Work required
Copy out all the data, word for word.

Record set
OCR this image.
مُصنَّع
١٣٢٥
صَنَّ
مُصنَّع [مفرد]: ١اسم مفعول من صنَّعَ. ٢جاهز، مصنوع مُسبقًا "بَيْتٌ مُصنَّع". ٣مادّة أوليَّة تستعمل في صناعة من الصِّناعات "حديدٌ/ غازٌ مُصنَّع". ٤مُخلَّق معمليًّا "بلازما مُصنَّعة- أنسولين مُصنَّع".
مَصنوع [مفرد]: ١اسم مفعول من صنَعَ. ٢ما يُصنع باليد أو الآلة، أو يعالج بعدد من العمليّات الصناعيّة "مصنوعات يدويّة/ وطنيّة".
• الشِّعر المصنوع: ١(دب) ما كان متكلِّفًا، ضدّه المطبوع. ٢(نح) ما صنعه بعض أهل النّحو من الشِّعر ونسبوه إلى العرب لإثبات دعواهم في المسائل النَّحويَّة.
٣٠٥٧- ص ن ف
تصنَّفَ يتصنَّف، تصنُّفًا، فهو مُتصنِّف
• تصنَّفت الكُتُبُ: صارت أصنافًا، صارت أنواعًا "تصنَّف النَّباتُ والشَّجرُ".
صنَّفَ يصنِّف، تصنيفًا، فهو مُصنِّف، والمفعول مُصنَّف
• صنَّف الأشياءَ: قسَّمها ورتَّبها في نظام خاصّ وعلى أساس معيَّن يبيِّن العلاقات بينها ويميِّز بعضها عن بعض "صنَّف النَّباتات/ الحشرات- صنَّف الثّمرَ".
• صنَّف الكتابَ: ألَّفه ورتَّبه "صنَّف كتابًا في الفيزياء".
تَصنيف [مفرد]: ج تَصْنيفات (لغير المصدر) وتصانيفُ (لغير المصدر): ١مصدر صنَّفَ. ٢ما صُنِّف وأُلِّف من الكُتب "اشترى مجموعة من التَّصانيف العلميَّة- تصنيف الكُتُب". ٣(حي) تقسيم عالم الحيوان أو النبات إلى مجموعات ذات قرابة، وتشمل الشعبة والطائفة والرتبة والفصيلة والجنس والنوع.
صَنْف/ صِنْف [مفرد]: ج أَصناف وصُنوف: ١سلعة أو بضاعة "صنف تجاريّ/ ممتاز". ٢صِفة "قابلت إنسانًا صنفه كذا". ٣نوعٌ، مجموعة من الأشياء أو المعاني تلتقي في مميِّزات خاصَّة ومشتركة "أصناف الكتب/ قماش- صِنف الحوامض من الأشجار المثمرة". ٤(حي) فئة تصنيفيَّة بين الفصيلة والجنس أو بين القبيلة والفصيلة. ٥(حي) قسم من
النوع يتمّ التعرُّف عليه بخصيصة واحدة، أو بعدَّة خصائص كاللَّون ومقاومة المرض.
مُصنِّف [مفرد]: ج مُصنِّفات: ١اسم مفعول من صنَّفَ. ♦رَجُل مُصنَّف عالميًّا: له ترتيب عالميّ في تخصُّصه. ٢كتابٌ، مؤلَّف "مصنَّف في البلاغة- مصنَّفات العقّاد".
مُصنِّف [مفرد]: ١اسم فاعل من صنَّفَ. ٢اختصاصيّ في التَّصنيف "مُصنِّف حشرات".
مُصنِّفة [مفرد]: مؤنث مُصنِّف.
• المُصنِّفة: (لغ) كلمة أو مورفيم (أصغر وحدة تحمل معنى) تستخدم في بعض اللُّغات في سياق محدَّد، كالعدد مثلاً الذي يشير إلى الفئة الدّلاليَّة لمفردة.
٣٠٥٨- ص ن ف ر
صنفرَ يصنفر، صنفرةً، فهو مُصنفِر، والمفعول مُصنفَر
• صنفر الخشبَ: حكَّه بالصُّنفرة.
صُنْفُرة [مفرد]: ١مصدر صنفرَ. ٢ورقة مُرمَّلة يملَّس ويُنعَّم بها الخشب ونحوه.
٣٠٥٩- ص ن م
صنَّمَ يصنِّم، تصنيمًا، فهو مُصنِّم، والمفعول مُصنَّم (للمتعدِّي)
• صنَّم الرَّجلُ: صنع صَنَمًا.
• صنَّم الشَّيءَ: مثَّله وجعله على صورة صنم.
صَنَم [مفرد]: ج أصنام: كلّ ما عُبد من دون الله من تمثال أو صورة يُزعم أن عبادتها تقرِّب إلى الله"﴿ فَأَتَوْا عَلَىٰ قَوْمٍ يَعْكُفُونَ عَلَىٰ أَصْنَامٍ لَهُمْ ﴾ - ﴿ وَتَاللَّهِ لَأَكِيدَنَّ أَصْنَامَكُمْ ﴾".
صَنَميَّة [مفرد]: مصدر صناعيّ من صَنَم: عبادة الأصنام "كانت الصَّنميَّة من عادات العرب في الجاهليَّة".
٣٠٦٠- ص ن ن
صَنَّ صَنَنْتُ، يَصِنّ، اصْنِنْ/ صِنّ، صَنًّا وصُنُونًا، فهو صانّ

Correct answer
OCR this image.
مُصنَّع
١٣٢٥
صَنَّ
مُصنَّع [مفرد]: ١اسم مفعول من صنَّعَ. ٢جاهز، مصنوع مُسبقًا "بَيْتٌ مُصنَّع". ٣مادّة أوليَّة تستعمل في صناعة من الصِّناعات "حديدٌ/ غازٌ مُصنَّع". ٤مُخلَّق معمليًّا "بلازما مُصنَّعة- أنسولين مُصنَّع".
مَصنوع [مفرد]: ١اسم مفعول من صنَعَ. ٢ما يُصنع باليد أو الآلة، أو يعالج بعدد من العمليّات الصناعيّة "مصنوعات يدويّة/ وطنيّة".
• الشِّعر المصنوع: ١(دب) ما كان متكلِّفًا، ضدّه المطبوع. ٢(نح) ما صنعه بعض أهل النّحو من الشِّعر ونسبوه إلى العرب لإثبات دعواهم في المسائل النَّحويَّة.
٣٠٥٧- ص ن ف
تصنَّفَ يتصنَّف، تصنُّفًا، فهو مُتصنِّف
• تصنَّفت الكُتُبُ: صارت أصنافًا، صارت أنواعًا "تصنَّف النَّباتُ والشَّجرُ".
صنَّفَ يصنِّف، تصنيفًا، فهو مُصنِّف، والمفعول مُصنَّف
• صنَّف الأشياءَ: قسَّمها ورتَّبها في نظام خاصّ وعلى أساس معيَّن يبيِّن العلاقات بينها ويميِّز بعضها عن بعض "صنَّف النَّباتات/ الحشرات- صنَّف الثّمرَ".
• صنَّف الكتابَ: ألَّفه ورتَّبه "صنَّف كتابًا في الفيزياء".
تَصنيف [مفرد]: ج تَصْنيفات (لغير المصدر) وتصانيفُ (لغير المصدر): ١مصدر صنَّفَ. ٢ما صُنِّف وأُلِّف من الكُتب "اشترى مجموعة من التَّصانيف العلميَّة- تصنيف الكُتُب". ٣(حي) تقسيم عالم الحيوان أو النبات إلى مجموعات ذات قرابة، وتشمل الشعبة والطائفة والرتبة والفصيلة والجنس والنوع.
صَنْف/ صِنْف [مفرد]: ج أَصناف وصُنوف: ١سلعة أو بضاعة "صنف تجاريّ/ ممتاز". ٢صِفة "قابلت إنسانًا صنفه كذا". ٣نوعٌ، مجموعة من الأشياء أو المعاني تلتقي في مميِّزات خاصَّة ومشتركة "أصناف الكتب/ قماش- صِنف الحوامض من الأشجار المثمرة". ٤(حي) فئة تصنيفيَّة بين الفصيلة والجنس أو بين القبيلة والفصيلة. ٥(حي) قسم من
النوع يتمّ التعرُّف عليه بخصيصة واحدة، أو بعدَّة خصائص كاللَّون ومقاومة المرض.
مُصنِّف [مفرد]: ج مُصنِّفات: ١اسم مفعول من صنَّفَ. ♦رَجُل مُصنَّف عالميًّا: له ترتيب عالميّ في تخصُّصه. ٢كتابٌ، مؤلَّف "مصنَّف في البلاغة- مصنَّفات العقّاد".
مُصنِّف [مفرد]: ١اسم فاعل من صنَّفَ. ٢اختصاصيّ في التَّصنيف "مُصنِّف حشرات".
مُصنِّفة [مفرد]: مؤنث مُصنِّف.
• المُصنِّفة: (لغ) كلمة أو مورفيم (أصغر وحدة تحمل معنى) تستخدم في بعض اللُّغات في سياق محدَّد، كالعدد مثلاً الذي يشير إلى الفئة الدّلاليَّة لمفردة.
٣٠٥٨- ص ن ف ر
صنفرَ يصنفر، صنفرةً، فهو مُصنفِر، والمفعول مُصنفَر
• صنفر الخشبَ: حكَّه بالصُّنفرة.
صُنْفُرة [مفرد]: ١مصدر صنفرَ. ٢ورقة مُرمَّلة يملَّس ويُنعَّم بها الخشب ونحوه.
٣٠٥٩- ص ن م
صنَّمَ يصنِّم، تصنيمًا، فهو مُصنِّم، والمفعول مُصنَّم (للمتعدِّي)
• صنَّم الرَّجلُ: صنع صَنَمًا.
• صنَّم الشَّيءَ: مثَّله وجعله على صورة صنم.
صَنَم [مفرد]: ج أصنام: كلّ ما عُبد من دون الله من تمثال أو صورة يُزعم أن عبادتها تقرِّب إلى الله"﴿ فَأَتَوْا عَلَىٰ قَوْمٍ يَعْكُفُونَ عَلَىٰ أَصْنَامٍ لَهُمْ ﴾ - ﴿ وَتَاللَّهِ لَأَكِيدَنَّ أَصْنَامَكُمْ ﴾".
صَنَميَّة [مفرد]: مصدر صناعيّ من صَنَم: عبادة الأصنام "كانت الصَّنميَّة من عادات العرب في الجاهليَّة".
٣٠٦٠- ص ن ن
صَنَّ صَنَنْتُ، يَصِنّ، اصْنِنْ/ صِنّ، صَنًّا وصُنُونًا، فهو صانّ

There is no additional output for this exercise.